Search the material for the string "Address" and copy each line where it occurs.

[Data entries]
• • •

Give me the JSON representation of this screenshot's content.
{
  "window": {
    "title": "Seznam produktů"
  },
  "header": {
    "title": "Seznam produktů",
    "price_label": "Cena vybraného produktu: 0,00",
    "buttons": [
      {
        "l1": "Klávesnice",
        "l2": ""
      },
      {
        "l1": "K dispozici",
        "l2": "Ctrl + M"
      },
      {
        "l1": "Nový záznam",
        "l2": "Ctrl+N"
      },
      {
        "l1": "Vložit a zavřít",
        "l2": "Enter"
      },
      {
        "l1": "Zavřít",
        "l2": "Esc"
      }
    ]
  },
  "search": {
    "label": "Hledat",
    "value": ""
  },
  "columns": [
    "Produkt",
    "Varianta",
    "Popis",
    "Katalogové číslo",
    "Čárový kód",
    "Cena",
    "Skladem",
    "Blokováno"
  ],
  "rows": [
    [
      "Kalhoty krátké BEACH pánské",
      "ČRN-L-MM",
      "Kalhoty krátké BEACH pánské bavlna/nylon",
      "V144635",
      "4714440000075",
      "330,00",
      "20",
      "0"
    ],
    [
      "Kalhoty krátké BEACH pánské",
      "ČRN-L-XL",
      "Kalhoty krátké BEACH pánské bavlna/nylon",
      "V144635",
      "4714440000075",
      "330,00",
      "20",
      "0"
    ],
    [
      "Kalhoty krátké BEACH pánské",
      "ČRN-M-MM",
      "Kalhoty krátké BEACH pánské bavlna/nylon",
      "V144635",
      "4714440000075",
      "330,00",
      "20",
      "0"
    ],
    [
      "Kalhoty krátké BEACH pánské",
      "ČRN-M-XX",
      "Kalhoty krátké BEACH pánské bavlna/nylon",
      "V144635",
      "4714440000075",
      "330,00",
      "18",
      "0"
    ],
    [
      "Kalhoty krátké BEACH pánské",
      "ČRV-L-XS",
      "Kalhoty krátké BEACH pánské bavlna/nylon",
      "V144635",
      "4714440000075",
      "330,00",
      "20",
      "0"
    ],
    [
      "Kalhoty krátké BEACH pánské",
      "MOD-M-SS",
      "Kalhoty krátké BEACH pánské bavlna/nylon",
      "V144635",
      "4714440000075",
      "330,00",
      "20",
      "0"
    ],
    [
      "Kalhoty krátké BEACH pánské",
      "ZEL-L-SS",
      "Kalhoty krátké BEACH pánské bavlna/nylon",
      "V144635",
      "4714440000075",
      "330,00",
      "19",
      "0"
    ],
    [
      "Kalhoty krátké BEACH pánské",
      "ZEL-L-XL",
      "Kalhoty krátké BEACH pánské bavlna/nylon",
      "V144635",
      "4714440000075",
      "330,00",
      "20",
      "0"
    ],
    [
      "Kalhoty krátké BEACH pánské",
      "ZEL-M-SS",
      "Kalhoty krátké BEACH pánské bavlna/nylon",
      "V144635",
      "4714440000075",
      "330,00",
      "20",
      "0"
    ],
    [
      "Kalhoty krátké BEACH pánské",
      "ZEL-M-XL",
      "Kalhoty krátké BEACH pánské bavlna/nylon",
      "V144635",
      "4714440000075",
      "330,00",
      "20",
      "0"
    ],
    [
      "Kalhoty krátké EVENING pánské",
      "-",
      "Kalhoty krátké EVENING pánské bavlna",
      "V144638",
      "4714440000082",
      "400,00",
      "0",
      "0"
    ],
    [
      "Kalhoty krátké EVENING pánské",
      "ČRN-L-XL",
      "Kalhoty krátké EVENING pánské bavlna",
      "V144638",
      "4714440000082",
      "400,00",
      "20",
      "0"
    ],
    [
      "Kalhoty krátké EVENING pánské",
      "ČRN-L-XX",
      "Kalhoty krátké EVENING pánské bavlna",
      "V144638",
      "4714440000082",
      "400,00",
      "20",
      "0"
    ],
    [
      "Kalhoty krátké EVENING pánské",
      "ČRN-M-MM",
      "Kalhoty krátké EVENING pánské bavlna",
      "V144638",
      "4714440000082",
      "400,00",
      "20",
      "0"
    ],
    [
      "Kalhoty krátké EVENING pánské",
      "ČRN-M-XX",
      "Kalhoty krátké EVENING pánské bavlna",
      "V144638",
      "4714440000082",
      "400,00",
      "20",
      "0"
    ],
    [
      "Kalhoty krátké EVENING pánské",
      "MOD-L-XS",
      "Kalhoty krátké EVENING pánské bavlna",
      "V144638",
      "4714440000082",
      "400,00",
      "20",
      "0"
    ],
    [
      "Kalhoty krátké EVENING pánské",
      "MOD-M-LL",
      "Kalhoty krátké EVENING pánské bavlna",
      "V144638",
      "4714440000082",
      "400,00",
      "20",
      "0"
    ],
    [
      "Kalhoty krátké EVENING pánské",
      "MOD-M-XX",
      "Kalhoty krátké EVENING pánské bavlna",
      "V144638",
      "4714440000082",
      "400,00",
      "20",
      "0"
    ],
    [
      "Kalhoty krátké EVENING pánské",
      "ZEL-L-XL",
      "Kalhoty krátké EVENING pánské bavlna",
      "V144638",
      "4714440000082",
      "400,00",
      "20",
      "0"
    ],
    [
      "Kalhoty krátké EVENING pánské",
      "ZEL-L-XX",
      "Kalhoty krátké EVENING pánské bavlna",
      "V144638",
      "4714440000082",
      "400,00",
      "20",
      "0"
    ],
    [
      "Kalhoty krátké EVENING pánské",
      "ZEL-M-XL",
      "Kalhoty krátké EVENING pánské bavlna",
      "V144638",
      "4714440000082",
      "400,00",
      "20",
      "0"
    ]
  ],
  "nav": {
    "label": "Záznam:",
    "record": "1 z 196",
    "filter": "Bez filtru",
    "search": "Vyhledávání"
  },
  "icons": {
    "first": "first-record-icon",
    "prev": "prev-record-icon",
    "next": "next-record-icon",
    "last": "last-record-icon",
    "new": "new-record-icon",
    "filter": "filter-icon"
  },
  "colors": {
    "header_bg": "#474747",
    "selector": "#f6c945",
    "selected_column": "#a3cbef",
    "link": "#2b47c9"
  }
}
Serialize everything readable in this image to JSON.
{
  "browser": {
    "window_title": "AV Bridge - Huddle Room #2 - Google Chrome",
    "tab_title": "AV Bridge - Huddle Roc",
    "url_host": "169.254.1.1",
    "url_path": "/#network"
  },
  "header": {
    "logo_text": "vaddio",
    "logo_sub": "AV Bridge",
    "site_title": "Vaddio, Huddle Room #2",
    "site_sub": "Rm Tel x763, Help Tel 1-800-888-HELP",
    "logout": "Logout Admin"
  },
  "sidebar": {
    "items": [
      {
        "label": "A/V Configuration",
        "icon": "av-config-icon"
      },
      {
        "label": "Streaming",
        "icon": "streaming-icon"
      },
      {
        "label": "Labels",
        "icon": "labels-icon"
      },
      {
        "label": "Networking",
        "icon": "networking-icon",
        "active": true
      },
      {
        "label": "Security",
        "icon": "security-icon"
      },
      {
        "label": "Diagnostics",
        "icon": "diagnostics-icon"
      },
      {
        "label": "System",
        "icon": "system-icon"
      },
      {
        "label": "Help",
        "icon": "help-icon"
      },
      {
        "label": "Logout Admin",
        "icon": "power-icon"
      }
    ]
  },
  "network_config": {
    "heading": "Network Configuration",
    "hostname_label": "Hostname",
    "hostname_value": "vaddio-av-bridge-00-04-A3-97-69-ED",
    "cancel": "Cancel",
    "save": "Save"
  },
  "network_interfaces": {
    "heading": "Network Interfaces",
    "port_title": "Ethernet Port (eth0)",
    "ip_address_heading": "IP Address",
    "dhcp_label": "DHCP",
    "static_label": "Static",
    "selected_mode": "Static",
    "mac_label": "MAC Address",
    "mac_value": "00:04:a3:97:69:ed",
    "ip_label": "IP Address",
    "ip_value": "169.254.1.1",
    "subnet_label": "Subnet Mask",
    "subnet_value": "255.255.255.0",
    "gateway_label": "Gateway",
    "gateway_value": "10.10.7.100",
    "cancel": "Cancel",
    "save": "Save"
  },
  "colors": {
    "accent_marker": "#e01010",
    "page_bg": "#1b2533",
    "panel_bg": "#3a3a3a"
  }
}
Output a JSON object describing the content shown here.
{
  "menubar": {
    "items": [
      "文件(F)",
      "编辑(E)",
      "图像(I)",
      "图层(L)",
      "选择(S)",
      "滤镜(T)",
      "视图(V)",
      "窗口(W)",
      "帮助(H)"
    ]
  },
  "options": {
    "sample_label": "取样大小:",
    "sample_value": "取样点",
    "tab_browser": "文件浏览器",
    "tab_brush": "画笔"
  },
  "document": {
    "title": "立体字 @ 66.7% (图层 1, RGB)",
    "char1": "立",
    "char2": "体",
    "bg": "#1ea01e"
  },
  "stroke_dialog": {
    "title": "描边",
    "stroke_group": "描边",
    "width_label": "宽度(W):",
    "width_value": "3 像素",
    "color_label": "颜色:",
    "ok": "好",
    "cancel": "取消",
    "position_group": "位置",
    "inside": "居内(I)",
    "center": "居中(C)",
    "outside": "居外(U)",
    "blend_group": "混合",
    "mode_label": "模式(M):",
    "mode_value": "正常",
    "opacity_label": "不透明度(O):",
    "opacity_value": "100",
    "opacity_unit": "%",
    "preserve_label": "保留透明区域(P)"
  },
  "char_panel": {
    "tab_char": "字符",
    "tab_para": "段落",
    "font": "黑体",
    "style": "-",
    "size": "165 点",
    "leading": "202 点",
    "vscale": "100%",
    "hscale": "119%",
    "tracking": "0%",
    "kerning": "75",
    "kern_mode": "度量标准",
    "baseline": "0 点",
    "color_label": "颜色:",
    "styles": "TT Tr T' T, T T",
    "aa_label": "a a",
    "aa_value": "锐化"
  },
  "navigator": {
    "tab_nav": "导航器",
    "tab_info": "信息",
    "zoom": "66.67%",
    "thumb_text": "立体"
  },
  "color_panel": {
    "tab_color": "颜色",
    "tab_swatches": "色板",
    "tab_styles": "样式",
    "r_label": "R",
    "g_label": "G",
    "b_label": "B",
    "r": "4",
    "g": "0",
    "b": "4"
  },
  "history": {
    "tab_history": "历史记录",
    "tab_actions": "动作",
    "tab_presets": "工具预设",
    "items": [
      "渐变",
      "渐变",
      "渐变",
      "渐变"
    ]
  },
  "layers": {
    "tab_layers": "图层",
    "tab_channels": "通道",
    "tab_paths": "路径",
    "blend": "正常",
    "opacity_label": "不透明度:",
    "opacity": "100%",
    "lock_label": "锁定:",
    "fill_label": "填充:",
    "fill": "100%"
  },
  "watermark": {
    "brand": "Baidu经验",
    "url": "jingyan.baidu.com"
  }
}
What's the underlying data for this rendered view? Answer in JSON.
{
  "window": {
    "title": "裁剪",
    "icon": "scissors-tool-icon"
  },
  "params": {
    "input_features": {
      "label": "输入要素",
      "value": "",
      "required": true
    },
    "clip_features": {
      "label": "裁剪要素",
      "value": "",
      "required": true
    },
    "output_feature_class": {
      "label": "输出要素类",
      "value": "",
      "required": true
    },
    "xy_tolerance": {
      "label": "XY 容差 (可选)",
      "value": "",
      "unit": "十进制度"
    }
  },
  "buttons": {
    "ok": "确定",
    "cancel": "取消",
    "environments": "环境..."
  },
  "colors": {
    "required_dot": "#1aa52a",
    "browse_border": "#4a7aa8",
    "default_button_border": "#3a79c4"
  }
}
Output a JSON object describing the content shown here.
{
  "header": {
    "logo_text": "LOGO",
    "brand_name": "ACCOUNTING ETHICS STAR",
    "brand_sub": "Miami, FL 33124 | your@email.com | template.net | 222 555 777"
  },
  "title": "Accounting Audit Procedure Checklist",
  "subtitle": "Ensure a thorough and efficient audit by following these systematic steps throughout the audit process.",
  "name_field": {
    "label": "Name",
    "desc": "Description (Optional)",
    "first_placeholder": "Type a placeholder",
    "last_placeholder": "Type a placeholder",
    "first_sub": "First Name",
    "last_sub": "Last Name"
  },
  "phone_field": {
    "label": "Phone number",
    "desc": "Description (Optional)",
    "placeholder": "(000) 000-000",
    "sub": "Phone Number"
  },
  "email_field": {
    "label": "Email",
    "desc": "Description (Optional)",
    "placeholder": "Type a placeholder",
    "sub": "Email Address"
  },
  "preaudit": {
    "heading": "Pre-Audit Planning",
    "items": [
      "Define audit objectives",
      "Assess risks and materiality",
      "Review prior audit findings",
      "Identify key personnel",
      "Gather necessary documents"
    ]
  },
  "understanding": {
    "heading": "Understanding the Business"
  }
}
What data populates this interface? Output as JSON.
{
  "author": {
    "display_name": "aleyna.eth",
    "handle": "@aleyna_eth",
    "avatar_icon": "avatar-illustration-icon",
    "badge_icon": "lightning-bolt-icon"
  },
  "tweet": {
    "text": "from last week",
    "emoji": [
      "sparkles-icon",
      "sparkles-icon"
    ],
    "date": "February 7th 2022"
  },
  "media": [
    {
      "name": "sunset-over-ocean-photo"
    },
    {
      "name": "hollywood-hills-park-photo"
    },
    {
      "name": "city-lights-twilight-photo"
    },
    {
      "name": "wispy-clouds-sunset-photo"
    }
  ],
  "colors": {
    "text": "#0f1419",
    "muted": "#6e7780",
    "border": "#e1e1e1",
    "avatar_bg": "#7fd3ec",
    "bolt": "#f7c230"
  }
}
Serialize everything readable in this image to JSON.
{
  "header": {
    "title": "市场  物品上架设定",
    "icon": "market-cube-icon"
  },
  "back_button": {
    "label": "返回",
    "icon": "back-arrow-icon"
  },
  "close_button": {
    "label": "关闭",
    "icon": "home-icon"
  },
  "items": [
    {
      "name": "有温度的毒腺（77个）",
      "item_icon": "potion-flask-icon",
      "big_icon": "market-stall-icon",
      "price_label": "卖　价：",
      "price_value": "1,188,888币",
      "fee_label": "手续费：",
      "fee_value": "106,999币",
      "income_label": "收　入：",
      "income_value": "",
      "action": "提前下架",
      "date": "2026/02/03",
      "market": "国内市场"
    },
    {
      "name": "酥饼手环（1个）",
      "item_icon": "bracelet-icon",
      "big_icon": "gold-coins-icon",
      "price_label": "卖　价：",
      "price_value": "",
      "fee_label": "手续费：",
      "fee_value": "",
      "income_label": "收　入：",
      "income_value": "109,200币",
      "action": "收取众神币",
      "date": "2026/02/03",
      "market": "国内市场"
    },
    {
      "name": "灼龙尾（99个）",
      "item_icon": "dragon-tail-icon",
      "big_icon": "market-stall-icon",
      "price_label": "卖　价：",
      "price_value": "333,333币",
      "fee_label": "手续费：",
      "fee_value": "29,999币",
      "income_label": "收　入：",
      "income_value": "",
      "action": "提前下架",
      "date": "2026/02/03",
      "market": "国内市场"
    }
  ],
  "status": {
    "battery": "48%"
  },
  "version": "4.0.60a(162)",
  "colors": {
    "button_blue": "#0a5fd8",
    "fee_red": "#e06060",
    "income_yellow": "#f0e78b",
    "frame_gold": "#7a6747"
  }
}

• • •

-- EXERCISE RESPONSE --
    "ip_address_heading": "IP Address",
    "mac_label": "MAC Address",
    "ip_label": "IP Address",
    "sub": "Email Address"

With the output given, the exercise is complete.